[Start Record extracts]

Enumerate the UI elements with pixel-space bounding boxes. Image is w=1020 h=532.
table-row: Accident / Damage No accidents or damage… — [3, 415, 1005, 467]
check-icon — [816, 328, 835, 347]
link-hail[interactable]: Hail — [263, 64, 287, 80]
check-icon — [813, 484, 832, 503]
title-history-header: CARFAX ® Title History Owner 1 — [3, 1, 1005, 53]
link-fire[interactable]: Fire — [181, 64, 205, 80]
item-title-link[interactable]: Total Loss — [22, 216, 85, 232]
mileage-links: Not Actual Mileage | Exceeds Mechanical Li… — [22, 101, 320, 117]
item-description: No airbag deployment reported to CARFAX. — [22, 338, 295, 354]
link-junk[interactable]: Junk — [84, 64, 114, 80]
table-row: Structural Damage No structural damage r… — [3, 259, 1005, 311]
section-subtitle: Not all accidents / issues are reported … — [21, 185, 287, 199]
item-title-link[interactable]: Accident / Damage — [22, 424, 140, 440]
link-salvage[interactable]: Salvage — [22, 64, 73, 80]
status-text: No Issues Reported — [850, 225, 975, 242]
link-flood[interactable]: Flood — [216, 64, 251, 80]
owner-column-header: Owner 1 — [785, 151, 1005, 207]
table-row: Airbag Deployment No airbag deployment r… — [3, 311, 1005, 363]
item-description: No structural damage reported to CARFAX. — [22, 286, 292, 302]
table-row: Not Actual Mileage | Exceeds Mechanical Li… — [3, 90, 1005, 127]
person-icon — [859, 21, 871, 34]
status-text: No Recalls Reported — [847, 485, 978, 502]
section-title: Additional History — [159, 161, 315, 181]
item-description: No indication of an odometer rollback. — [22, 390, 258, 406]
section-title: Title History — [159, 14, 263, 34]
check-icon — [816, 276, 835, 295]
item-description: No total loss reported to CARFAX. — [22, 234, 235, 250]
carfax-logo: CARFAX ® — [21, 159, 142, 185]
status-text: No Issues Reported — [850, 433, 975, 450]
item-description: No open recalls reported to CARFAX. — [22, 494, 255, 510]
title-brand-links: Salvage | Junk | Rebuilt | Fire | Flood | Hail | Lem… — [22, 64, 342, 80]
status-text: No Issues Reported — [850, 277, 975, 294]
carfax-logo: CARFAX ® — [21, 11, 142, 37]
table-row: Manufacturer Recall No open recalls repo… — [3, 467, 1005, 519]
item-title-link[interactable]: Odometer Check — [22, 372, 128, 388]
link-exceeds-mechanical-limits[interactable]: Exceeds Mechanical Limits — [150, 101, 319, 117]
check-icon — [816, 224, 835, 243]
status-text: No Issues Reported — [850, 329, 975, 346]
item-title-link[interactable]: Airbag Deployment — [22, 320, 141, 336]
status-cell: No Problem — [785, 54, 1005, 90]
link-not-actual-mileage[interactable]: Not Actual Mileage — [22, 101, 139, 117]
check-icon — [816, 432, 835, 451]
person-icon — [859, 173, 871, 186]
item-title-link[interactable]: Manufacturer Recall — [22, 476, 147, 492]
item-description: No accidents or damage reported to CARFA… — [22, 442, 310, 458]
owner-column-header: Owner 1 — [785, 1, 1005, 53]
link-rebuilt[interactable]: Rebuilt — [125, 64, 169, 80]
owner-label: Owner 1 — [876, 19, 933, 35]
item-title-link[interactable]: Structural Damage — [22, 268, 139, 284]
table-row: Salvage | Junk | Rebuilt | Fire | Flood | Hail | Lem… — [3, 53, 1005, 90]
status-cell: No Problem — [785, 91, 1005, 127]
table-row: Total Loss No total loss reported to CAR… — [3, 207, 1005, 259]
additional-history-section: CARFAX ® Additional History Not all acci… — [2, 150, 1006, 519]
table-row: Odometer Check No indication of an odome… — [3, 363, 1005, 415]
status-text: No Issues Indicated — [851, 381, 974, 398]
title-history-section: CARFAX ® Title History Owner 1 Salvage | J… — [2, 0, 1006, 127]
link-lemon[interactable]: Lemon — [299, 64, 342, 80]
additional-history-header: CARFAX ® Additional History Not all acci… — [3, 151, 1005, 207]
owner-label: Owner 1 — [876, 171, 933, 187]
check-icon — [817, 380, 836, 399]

[End Record extracts]

Stated problem: Copy the rows above word for word, keeping every line as it stands.

Answer in full:
Enumerate the UI elements with pixel-space bounding boxes. Image is w=1020 h=532.
table-row: Accident / Damage No accidents or damage… — [3, 415, 1005, 467]
check-icon — [816, 328, 835, 347]
link-hail[interactable]: Hail — [263, 64, 287, 80]
check-icon — [813, 484, 832, 503]
title-history-header: CARFAX ® Title History Owner 1 — [3, 1, 1005, 53]
link-fire[interactable]: Fire — [181, 64, 205, 80]
item-title-link[interactable]: Total Loss — [22, 216, 85, 232]
mileage-links: Not Actual Mileage | Exceeds Mechanical Li… — [22, 101, 320, 117]
item-description: No airbag deployment reported to CARFAX. — [22, 338, 295, 354]
link-junk[interactable]: Junk — [84, 64, 114, 80]
table-row: Structural Damage No structural damage r… — [3, 259, 1005, 311]
section-subtitle: Not all accidents / issues are reported … — [21, 185, 287, 199]
item-title-link[interactable]: Accident / Damage — [22, 424, 140, 440]
link-salvage[interactable]: Salvage — [22, 64, 73, 80]
status-text: No Issues Reported — [850, 225, 975, 242]
link-flood[interactable]: Flood — [216, 64, 251, 80]
owner-column-header: Owner 1 — [785, 151, 1005, 207]
table-row: Airbag Deployment No airbag deployment r… — [3, 311, 1005, 363]
item-description: No structural damage reported to CARFAX. — [22, 286, 292, 302]
table-row: Not Actual Mileage | Exceeds Mechanical Li… — [3, 90, 1005, 127]
person-icon — [859, 21, 871, 34]
status-text: No Recalls Reported — [847, 485, 978, 502]
section-title: Additional History — [159, 161, 315, 181]
item-description: No indication of an odometer rollback. — [22, 390, 258, 406]
section-title: Title History — [159, 14, 263, 34]
check-icon — [816, 276, 835, 295]
item-description: No total loss reported to CARFAX. — [22, 234, 235, 250]
carfax-logo: CARFAX ® — [21, 159, 142, 185]
status-text: No Issues Reported — [850, 433, 975, 450]
item-description: No open recalls reported to CARFAX. — [22, 494, 255, 510]
title-brand-links: Salvage | Junk | Rebuilt | Fire | Flood | Hail | Lem… — [22, 64, 342, 80]
status-text: No Issues Reported — [850, 277, 975, 294]
carfax-logo: CARFAX ® — [21, 11, 142, 37]
table-row: Manufacturer Recall No open recalls repo… — [3, 467, 1005, 519]
item-title-link[interactable]: Odometer Check — [22, 372, 128, 388]
link-exceeds-mechanical-limits[interactable]: Exceeds Mechanical Limits — [150, 101, 319, 117]
check-icon — [816, 224, 835, 243]
status-text: No Issues Reported — [850, 329, 975, 346]
item-title-link[interactable]: Airbag Deployment — [22, 320, 141, 336]
status-cell: No Problem — [785, 54, 1005, 90]
link-not-actual-mileage[interactable]: Not Actual Mileage — [22, 101, 139, 117]
check-icon — [816, 432, 835, 451]
person-icon — [859, 173, 871, 186]
item-title-link[interactable]: Manufacturer Recall — [22, 476, 147, 492]
item-description: No accidents or damage reported to CARFA… — [22, 442, 310, 458]
owner-column-header: Owner 1 — [785, 1, 1005, 53]
link-rebuilt[interactable]: Rebuilt — [125, 64, 169, 80]
owner-label: Owner 1 — [876, 19, 933, 35]
item-title-link[interactable]: Structural Damage — [22, 268, 139, 284]
table-row: Salvage | Junk | Rebuilt | Fire | Flood | Hail | Lem… — [3, 53, 1005, 90]
status-cell: No Problem — [785, 91, 1005, 127]
table-row: Total Loss No total loss reported to CAR… — [3, 207, 1005, 259]
additional-history-section: CARFAX ® Additional History Not all acci… — [2, 150, 1006, 519]
table-row: Odometer Check No indication of an odome… — [3, 363, 1005, 415]
status-text: No Issues Indicated — [851, 381, 974, 398]
title-history-section: CARFAX ® Title History Owner 1 Salvage | J… — [2, 0, 1006, 127]
link-lemon[interactable]: Lemon — [299, 64, 342, 80]
additional-history-header: CARFAX ® Additional History Not all acci… — [3, 151, 1005, 207]
owner-label: Owner 1 — [876, 171, 933, 187]
check-icon — [817, 380, 836, 399]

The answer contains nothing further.